TEXTAUSZUG:
☆ ☆ ☆ ☆ ☆
Das Berufungsgericht sprach aus, daß der Wert des Streitgegenstandes S 50.000 übersteigt und die ordentliche Revision nicht zulässig sei, weil keine erhebliche Rechtsfrage im Sinne des § 502 Abs 1 ZPO vorliege.

Rechtliche Beurteilung

Die Revision ist zulässig, weil dem Berufungsgericht eine erhebliche Verletzung von Verfahrensvorschriften, die der Wahrung der Rechtssicherheit dienen, unterlaufen ist und auch seine rechtliche Beurteilung nicht der ständigen Rechtsprechung des Obersten Gerichtshofes entspricht. Die Revision ist auch im Sinne des gestellten Antrages auf Aufhebung des Berufungsurteiles berechtigt.

Das Berufungsgericht ist ohne Beweiswiederholung und in Verletzung des § 488 Abs 4 ZPO von den Feststellungen des Erstgerichtes abgewichen. Zunächst trifft es nicht zu, daß die Kläger nicht vorgebracht hätten, die persönliche Führung der Landwirtschaft und die persönliche Erbringung der Ausgedingeleistungen durch ihren Sohn sei vereinbart worden (vgl hiezu nur den vorbereitenden Schriftsatz der Kläger ON 24). Das Erstgericht hat nicht festgestellt, daß diese Umstände nur ein Motiv der Kläger gewesen, sondern daß sie dem Übergabsvertrag zugrunde gelegt worden seien und daß Gerhard K***** die Bedingung der Übergeber, nämlich die persönliche Bewirtschaftung und die persönliche Erbringung der Gegenleistungen, akzeptiert habe (S 37 des Ersturteiles). Das Erstgericht hat seine Feststellungen zum Parteiwillen nicht nur durch Auslegung der beiden schriftlichen Übergabsverträge, sondern vor allem aufgrund der Aussagen einer Vielzahl unmittelbar vernommener Zeugen und der Kläger getroffen. Es geht daher nicht an, daß das Berufungsgericht ohne Beweiswiederholung und in Verletzung des § 488 Abs 4 ZPO lediglich durch "einfache Vertragsauslegung", in welche nicht einmal der zweite Übergabsvertrag der Kläger mit ihrer Tochter Friederike einbezogen wurde, und durch das wahllose Herausgreifen nur eines Teiles der Aussage eines einzigen Zeugen von einem Sachverhalt ausgeht, der von den Feststellungen des Erstgerichtes über den Parteiwillen abweicht. Mit der Feststellung, daß dem Vertrag nicht nur die persönliche Erbringung der Ausgedingeleistungen, sondern auch die persönliche Führung der Landwirtschaft (also doch wohl unter Ausschluß einer vollständigen Verpachtung, zu der die Rechtsnachfolger des Übernehmers gezwungen wären) zugrunde gelegen sei, hat sich das Berufungsgericht überhaupt nicht auseinandergesetzt.
☆ ☆ ☆ ☆ ☆
DATENAUSZUG:

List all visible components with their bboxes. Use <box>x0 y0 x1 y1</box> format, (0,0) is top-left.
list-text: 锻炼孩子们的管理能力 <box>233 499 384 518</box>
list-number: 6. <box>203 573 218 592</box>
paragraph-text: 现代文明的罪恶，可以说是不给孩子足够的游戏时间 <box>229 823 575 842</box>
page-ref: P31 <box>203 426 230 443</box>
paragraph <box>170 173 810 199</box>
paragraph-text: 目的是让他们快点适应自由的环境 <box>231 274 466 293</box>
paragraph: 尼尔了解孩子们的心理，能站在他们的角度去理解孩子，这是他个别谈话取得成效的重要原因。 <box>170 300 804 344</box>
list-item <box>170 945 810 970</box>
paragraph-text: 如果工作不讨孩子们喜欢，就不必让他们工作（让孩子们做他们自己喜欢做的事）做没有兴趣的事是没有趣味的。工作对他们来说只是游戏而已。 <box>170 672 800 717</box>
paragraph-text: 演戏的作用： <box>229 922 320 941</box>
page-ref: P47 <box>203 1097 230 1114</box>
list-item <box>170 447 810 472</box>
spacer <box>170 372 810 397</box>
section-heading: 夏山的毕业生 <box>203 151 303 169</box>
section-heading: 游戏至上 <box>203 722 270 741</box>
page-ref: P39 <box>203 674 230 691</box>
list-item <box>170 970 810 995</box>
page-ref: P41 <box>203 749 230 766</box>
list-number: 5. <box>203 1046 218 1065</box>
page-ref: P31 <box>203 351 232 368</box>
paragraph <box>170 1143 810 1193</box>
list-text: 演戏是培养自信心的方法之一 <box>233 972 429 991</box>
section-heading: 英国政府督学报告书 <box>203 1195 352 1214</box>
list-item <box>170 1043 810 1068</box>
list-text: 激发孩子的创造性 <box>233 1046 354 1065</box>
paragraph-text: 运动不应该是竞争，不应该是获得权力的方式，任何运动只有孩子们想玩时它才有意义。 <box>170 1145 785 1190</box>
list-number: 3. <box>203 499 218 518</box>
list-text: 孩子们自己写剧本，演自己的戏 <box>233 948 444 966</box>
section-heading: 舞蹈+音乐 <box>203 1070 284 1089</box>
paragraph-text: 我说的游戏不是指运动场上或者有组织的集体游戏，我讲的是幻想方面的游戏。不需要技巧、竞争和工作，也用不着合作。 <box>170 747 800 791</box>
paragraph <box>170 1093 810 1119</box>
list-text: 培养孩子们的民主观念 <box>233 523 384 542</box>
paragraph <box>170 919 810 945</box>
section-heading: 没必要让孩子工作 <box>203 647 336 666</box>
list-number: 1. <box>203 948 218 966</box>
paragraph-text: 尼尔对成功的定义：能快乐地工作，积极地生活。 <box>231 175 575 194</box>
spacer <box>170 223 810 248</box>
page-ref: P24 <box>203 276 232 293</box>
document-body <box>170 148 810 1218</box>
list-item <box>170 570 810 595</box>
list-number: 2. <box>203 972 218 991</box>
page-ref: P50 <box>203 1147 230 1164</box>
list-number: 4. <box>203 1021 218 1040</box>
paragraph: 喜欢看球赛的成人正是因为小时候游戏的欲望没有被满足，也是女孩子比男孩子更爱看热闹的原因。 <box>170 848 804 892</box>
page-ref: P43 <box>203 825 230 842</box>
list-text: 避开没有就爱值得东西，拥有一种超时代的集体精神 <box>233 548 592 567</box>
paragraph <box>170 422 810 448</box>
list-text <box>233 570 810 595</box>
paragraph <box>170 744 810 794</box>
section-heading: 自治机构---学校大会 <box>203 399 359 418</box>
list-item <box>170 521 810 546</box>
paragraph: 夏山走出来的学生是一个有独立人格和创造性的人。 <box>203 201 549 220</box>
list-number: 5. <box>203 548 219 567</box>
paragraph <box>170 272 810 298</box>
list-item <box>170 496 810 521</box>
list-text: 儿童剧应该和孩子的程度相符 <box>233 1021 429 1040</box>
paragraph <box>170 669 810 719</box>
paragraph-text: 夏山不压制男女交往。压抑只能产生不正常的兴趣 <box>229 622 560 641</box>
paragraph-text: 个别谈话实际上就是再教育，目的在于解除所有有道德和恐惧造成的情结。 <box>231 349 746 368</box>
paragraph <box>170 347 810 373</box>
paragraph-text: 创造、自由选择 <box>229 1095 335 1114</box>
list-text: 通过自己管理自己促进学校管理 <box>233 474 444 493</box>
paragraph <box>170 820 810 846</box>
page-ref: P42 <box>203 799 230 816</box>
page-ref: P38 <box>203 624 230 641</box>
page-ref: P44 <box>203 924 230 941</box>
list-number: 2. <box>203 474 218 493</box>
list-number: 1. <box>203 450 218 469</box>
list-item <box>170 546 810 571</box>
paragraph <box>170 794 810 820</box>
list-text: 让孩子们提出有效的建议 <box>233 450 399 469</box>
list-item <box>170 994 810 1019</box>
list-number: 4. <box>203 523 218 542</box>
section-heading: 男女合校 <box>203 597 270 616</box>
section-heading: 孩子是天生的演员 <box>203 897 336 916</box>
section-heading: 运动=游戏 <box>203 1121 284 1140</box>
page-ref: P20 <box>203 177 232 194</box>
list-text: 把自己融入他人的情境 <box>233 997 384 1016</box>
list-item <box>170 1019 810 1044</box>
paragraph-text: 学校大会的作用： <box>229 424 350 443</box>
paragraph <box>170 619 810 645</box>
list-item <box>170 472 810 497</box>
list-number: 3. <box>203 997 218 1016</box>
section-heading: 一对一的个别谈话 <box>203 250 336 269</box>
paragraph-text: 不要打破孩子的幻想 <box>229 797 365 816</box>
☆ ☆ ☆ ☆ ☆
AUFGABENSTELLUNG A:
Gegen welche Vorschrift hat das Berufungsgericht laut dem Textauszug zur Revision verstoßen, als es ohne Beweiswiederholung von den Feststellungen des Erstgerichtes abwich?
AUFGABENSTELLUNG B:
Nenne alle Grundlagen, auf die das Erstgericht laut dem Textauszug zur Revision seine Feststellungen zum Parteiwillen gestützt hat.
AUFGABENSTELLUNG C:
Knüpfe an den letzten Satz des Textauszugs zur Revision an, und setze die rechtliche Beurteilung fort.
Die Auflistung ist für die Bearbeitung nicht erforderlich.

ENDERGEBNIS A:
§ 488 Abs 4 ZPO

ENDERGEBNIS B:
- Auslegung der beiden schriftlichen Übergabsverträge
- Aussagen einer Vielzahl unmittelbar vernommener Zeugen
- Aussagen der Kläger

ENDERGEBNIS C:
Es entspricht zwar der ständigen Rechtsprechung des Obersten Gerichtshofes, daß ein Vertragsrücktritt bei einem bäuerlichen Übergabsvertrag nach der Übergabe der Liegenschaft an den Übernehmer nicht mehr möglich ist und die Möglichkeit eines Rücktrittes vom Vertrag gemäß § 918 ABGB nicht erst mit der bücherlichen Durchführung, sondern bereits mit dem Zeitpunkt der Besitzübertragung an den Übernehmer endet, es sei denn, im Vertrag wäre etwas anderes vereinbart worden und daß eine solche Vereinbarung nicht ausdrücklich getroffen werden muß, sondern sich auch schlüssig aus dem Inhalt der Vereinbarung in ihrer Gesamtheit ergeben kann (SZ 50/166 mwN; JBl 1988, 108 ua). Das Berufungsgericht hat aber nicht beachtet, daß im vorliegenden Fall nicht nur die Einverleibung des Eigentumsrechtes zu Gunsten des Übernehmers, sondern auch die Besitzübertragung zum Zeitpunkt der Rücktrittserklärung noch nicht erfolgt ist. In einem solchen Fall ist bei Vorliegen der Voraussetzungen nach § 918 ABGB auch bei bäuerlichen Übergabsverträgen ein Vertragsrücktritt möglich.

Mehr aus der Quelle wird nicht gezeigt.